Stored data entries
*-*-*

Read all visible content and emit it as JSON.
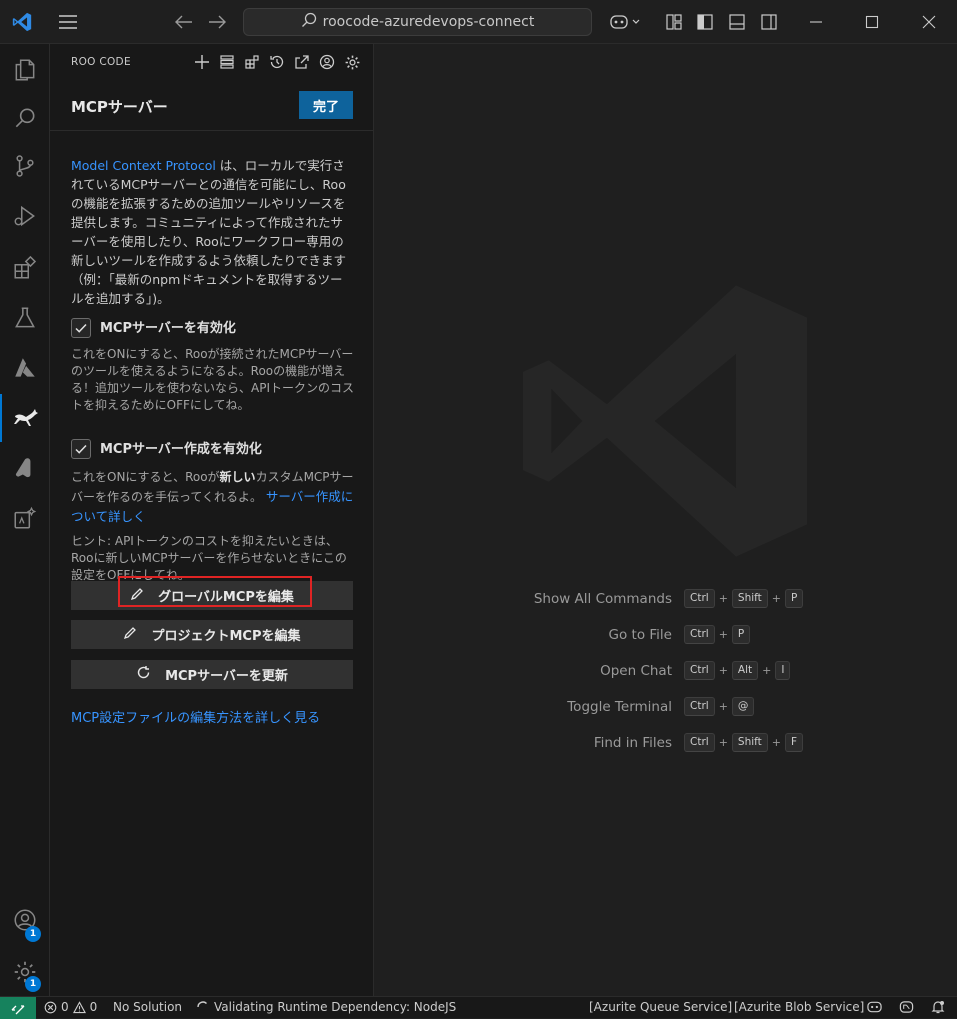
{
  "titlebar": {
    "search_text": "roocode-azuredevops-connect"
  },
  "activitybar": {
    "accounts_badge": "1",
    "settings_badge": "1"
  },
  "sidebar": {
    "title": "ROO CODE",
    "page_title": "MCPサーバー",
    "done_label": "完了",
    "intro_link": "Model Context Protocol",
    "intro_text": " は、ローカルで実行されているMCPサーバーとの通信を可能にし、Rooの機能を拡張するための追加ツールやリソースを提供します。コミュニティによって作成されたサーバーを使用したり、Rooにワークフロー専用の新しいツールを作成するよう依頼したりできます（例：「最新のnpmドキュメントを取得するツールを追加する」)。",
    "enable_mcp_label": "MCPサーバーを有効化",
    "enable_mcp_desc": "これをONにすると、Rooが接続されたMCPサーバーのツールを使えるようになるよ。Rooの機能が増える！追加ツールを使わないなら、APIトークンのコストを抑えるためにOFFにしてね。",
    "enable_create_label": "MCPサーバー作成を有効化",
    "enable_create_desc_1": "これをONにすると、Rooが",
    "enable_create_desc_bold": "新しい",
    "enable_create_desc_2": "カスタムMCPサーバーを作るのを手伝ってくれるよ。 ",
    "enable_create_link": "サーバー作成について詳しく",
    "hint_text": "ヒント: APIトークンのコストを抑えたいときは、Rooに新しいMCPサーバーを作らせないときにこの設定をOFFにしてね。",
    "edit_global_label": "グローバルMCPを編集",
    "edit_project_label": "プロジェクトMCPを編集",
    "refresh_label": "MCPサーバーを更新",
    "bottom_link": "MCP設定ファイルの編集方法を詳しく見る"
  },
  "editor": {
    "shortcuts": [
      {
        "label": "Show All Commands",
        "keys": [
          "Ctrl",
          "Shift",
          "P"
        ]
      },
      {
        "label": "Go to File",
        "keys": [
          "Ctrl",
          "P"
        ]
      },
      {
        "label": "Open Chat",
        "keys": [
          "Ctrl",
          "Alt",
          "I"
        ]
      },
      {
        "label": "Toggle Terminal",
        "keys": [
          "Ctrl",
          "@"
        ]
      },
      {
        "label": "Find in Files",
        "keys": [
          "Ctrl",
          "Shift",
          "F"
        ]
      }
    ]
  },
  "statusbar": {
    "errors": "0",
    "warnings": "0",
    "solution": "No Solution",
    "validating": "Validating Runtime Dependency: NodeJS",
    "queue_service": "[Azurite Queue Service]",
    "blob_service": "[Azurite Blob Service]"
  },
  "colors": {
    "accent": "#0078d4",
    "button_primary": "#0e639c",
    "link": "#3794ff",
    "highlight_box": "#e02424",
    "remote_indicator": "#16825d"
  }
}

*-*-*

• [GIVEN PROBLEM]:
Images do not belong in the copy; reproduce all other parts of the records above verbatim.

• [TASK RESULT]:
Read all visible content and emit it as JSON.
{
  "titlebar": {
    "search_text": "roocode-azuredevops-connect"
  },
  "activitybar": {
    "accounts_badge": "1",
    "settings_badge": "1"
  },
  "sidebar": {
    "title": "ROO CODE",
    "page_title": "MCPサーバー",
    "done_label": "完了",
    "intro_link": "Model Context Protocol",
    "intro_text": " は、ローカルで実行されているMCPサーバーとの通信を可能にし、Rooの機能を拡張するための追加ツールやリソースを提供します。コミュニティによって作成されたサーバーを使用したり、Rooにワークフロー専用の新しいツールを作成するよう依頼したりできます（例：「最新のnpmドキュメントを取得するツールを追加する」)。",
    "enable_mcp_label": "MCPサーバーを有効化",
    "enable_mcp_desc": "これをONにすると、Rooが接続されたMCPサーバーのツールを使えるようになるよ。Rooの機能が増える！追加ツールを使わないなら、APIトークンのコストを抑えるためにOFFにしてね。",
    "enable_create_label": "MCPサーバー作成を有効化",
    "enable_create_desc_1": "これをONにすると、Rooが",
    "enable_create_desc_bold": "新しい",
    "enable_create_desc_2": "カスタムMCPサーバーを作るのを手伝ってくれるよ。 ",
    "enable_create_link": "サーバー作成について詳しく",
    "hint_text": "ヒント: APIトークンのコストを抑えたいときは、Rooに新しいMCPサーバーを作らせないときにこの設定をOFFにしてね。",
    "edit_global_label": "グローバルMCPを編集",
    "edit_project_label": "プロジェクトMCPを編集",
    "refresh_label": "MCPサーバーを更新",
    "bottom_link": "MCP設定ファイルの編集方法を詳しく見る"
  },
  "editor": {
    "shortcuts": [
      {
        "label": "Show All Commands",
        "keys": [
          "Ctrl",
          "Shift",
          "P"
        ]
      },
      {
        "label": "Go to File",
        "keys": [
          "Ctrl",
          "P"
        ]
      },
      {
        "label": "Open Chat",
        "keys": [
          "Ctrl",
          "Alt",
          "I"
        ]
      },
      {
        "label": "Toggle Terminal",
        "keys": [
          "Ctrl",
          "@"
        ]
      },
      {
        "label": "Find in Files",
        "keys": [
          "Ctrl",
          "Shift",
          "F"
        ]
      }
    ]
  },
  "statusbar": {
    "errors": "0",
    "warnings": "0",
    "solution": "No Solution",
    "validating": "Validating Runtime Dependency: NodeJS",
    "queue_service": "[Azurite Queue Service]",
    "blob_service": "[Azurite Blob Service]"
  },
  "colors": {
    "accent": "#0078d4",
    "button_primary": "#0e639c",
    "link": "#3794ff",
    "highlight_box": "#e02424",
    "remote_indicator": "#16825d"
  }
}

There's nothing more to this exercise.